> **SHORT PROBLEM**
Pick out every line that holds the string "resources" and copy it.

+ + +

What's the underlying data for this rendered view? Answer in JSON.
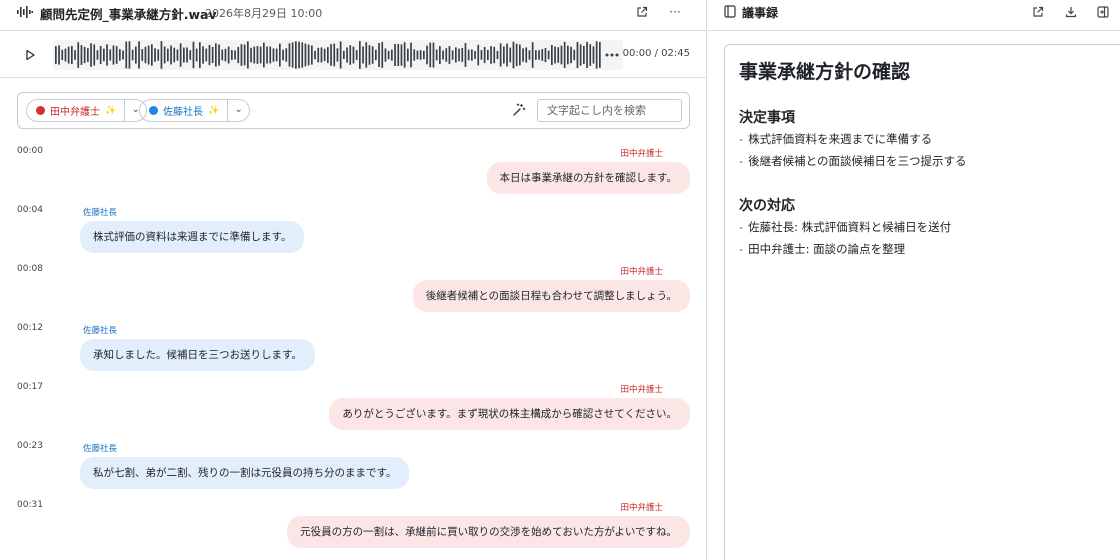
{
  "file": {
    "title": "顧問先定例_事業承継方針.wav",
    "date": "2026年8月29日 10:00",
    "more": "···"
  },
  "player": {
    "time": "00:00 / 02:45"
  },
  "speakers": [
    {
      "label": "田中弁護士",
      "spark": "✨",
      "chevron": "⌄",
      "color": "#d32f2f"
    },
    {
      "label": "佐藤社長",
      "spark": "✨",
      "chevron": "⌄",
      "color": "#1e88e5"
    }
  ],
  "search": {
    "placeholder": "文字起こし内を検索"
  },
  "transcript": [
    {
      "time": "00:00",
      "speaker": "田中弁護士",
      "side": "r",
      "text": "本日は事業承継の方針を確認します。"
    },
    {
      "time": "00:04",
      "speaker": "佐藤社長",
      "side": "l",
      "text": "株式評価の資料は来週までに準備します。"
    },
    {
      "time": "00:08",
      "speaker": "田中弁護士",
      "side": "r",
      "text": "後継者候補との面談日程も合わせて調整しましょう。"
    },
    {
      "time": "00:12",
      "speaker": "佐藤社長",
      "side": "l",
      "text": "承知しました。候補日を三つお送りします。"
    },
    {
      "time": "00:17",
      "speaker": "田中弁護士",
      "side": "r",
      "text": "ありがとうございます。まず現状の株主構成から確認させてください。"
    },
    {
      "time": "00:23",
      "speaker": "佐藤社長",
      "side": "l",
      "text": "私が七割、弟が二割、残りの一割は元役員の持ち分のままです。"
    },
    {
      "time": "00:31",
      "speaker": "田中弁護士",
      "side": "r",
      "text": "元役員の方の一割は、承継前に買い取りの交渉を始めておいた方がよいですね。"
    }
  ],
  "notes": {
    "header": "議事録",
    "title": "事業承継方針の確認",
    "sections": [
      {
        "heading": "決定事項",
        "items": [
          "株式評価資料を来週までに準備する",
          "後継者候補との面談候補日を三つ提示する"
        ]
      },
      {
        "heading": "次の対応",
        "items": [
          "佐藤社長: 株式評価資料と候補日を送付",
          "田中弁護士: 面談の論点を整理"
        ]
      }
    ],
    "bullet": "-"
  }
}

+ + +

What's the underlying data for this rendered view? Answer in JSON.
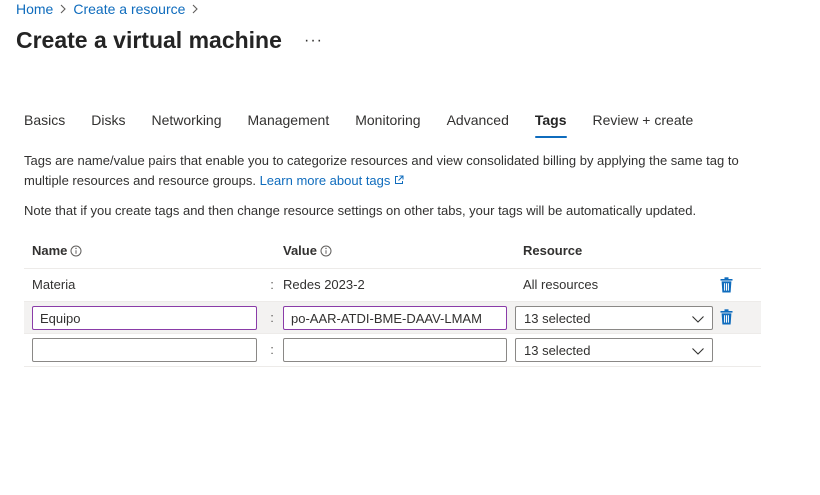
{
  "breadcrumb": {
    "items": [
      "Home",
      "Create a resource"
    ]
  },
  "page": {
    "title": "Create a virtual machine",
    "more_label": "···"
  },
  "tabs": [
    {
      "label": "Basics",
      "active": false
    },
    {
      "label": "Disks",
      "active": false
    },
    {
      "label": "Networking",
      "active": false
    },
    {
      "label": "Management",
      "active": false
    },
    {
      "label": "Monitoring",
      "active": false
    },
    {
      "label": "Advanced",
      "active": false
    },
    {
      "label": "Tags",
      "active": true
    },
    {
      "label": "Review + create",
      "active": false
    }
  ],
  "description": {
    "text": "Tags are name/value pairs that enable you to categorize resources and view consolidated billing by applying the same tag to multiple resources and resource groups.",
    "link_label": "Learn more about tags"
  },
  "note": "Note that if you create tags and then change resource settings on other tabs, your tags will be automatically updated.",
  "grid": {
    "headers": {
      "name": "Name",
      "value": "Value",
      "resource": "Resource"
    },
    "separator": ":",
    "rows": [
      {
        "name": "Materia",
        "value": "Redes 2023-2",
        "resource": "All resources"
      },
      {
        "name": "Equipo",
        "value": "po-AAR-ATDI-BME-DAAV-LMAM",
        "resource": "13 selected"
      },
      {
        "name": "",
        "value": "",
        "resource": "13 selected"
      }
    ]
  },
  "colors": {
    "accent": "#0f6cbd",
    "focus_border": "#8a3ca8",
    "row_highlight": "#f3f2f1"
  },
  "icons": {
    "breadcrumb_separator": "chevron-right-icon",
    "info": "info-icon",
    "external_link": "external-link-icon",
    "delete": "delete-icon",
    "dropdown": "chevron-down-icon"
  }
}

+ + +

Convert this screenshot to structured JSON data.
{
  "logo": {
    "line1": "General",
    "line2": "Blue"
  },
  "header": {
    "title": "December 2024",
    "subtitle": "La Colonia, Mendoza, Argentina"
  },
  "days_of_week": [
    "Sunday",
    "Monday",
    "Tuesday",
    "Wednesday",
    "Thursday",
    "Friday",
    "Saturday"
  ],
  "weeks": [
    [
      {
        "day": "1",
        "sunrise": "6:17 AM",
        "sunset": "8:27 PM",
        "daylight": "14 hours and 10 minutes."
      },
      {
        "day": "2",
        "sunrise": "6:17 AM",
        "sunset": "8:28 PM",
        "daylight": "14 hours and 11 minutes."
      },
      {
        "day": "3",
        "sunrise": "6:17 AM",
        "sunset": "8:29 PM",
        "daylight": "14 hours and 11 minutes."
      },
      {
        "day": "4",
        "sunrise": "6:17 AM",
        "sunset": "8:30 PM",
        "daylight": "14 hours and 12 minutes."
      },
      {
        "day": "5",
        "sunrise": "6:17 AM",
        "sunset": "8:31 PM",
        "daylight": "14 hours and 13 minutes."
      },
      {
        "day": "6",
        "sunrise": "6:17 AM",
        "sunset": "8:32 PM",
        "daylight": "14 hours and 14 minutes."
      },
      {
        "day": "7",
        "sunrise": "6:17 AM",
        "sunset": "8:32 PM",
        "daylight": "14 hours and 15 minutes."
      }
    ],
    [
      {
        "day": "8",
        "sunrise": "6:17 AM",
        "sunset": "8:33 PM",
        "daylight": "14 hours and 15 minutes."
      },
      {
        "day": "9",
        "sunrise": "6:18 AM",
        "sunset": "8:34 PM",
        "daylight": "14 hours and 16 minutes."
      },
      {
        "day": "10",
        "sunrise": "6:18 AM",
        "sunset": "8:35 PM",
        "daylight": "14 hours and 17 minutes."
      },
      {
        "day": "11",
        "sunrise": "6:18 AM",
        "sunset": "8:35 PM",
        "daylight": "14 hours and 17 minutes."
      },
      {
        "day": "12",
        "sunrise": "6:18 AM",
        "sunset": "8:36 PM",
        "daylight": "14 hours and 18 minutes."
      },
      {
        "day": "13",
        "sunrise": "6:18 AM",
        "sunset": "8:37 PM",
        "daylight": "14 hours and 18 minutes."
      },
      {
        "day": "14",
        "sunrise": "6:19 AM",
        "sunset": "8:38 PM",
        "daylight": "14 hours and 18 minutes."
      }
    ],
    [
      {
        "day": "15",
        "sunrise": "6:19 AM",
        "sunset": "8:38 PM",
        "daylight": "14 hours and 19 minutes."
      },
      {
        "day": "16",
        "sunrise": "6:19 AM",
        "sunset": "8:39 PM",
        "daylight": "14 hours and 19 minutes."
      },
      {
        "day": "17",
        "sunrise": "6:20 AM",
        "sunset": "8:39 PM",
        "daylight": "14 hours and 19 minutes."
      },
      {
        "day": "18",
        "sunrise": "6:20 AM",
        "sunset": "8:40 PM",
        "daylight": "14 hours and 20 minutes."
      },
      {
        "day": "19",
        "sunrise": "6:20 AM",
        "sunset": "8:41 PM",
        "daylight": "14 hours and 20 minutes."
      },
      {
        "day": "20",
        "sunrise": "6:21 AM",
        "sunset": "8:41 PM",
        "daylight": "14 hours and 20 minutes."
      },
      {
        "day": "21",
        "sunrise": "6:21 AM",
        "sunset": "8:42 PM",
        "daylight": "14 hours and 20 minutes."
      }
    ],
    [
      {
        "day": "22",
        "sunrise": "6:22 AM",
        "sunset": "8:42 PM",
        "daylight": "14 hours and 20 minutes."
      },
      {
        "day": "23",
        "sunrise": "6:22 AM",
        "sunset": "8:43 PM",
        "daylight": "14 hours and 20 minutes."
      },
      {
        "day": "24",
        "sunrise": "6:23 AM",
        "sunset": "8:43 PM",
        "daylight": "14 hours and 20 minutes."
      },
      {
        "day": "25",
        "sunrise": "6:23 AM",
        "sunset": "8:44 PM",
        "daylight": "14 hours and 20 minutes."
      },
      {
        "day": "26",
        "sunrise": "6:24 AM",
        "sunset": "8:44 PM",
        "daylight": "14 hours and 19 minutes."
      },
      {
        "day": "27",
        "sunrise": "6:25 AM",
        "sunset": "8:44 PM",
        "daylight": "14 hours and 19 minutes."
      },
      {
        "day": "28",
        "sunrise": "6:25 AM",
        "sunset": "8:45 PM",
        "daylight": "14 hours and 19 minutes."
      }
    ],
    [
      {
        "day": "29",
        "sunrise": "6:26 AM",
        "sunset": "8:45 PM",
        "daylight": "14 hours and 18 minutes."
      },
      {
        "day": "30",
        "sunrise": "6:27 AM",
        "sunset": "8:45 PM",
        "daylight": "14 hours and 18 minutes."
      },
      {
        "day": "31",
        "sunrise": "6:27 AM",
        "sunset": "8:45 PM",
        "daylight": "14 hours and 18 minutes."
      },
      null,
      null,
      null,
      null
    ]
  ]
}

+ + +

> **OUTPUT FOR THIS TASK**
    "text": "Tags are name/value pairs that enable you to categorize resources and view consolidated billing by applying the same tag to multiple resources and resource groups.",
        "resource": "All resources"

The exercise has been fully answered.